- EXERCISE BRIEF -
Return the line containing "Transcribe this image's" and all lines after it exactly; stop at the end of the material.

Stored entries:
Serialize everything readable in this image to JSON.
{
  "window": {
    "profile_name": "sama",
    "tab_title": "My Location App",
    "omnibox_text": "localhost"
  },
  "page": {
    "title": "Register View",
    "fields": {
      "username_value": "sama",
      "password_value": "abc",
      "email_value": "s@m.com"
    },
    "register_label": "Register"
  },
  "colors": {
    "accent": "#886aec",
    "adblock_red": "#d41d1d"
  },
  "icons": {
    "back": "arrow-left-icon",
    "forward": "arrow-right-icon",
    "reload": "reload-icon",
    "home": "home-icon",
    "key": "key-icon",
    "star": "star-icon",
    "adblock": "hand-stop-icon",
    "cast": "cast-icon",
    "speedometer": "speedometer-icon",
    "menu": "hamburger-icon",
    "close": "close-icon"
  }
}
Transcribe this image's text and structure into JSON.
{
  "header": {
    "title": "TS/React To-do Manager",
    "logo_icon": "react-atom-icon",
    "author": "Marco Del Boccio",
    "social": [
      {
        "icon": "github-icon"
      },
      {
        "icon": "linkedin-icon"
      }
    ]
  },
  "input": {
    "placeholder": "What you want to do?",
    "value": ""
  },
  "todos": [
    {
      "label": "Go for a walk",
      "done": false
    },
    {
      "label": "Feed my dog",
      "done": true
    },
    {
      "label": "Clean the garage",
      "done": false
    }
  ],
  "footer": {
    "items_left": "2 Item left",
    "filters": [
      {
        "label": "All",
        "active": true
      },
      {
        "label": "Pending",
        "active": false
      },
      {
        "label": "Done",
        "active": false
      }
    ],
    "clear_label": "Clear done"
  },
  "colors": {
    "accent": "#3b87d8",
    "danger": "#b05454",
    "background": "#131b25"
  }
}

- TASK RESPONSE -
Transcribe this image's text and structure into JSON.
{
  "header": {
    "title": "TS/React To-do Manager",
    "logo_icon": "react-atom-icon",
    "author": "Marco Del Boccio",
    "social": [
      {
        "icon": "github-icon"
      },
      {
        "icon": "linkedin-icon"
      }
    ]
  },
  "input": {
    "placeholder": "What you want to do?",
    "value": ""
  },
  "todos": [
    {
      "label": "Go for a walk",
      "done": false
    },
    {
      "label": "Feed my dog",
      "done": true
    },
    {
      "label": "Clean the garage",
      "done": false
    }
  ],
  "footer": {
    "items_left": "2 Item left",
    "filters": [
      {
        "label": "All",
        "active": true
      },
      {
        "label": "Pending",
        "active": false
      },
      {
        "label": "Done",
        "active": false
      }
    ],
    "clear_label": "Clear done"
  },
  "colors": {
    "accent": "#3b87d8",
    "danger": "#b05454",
    "background": "#131b25"
  }
}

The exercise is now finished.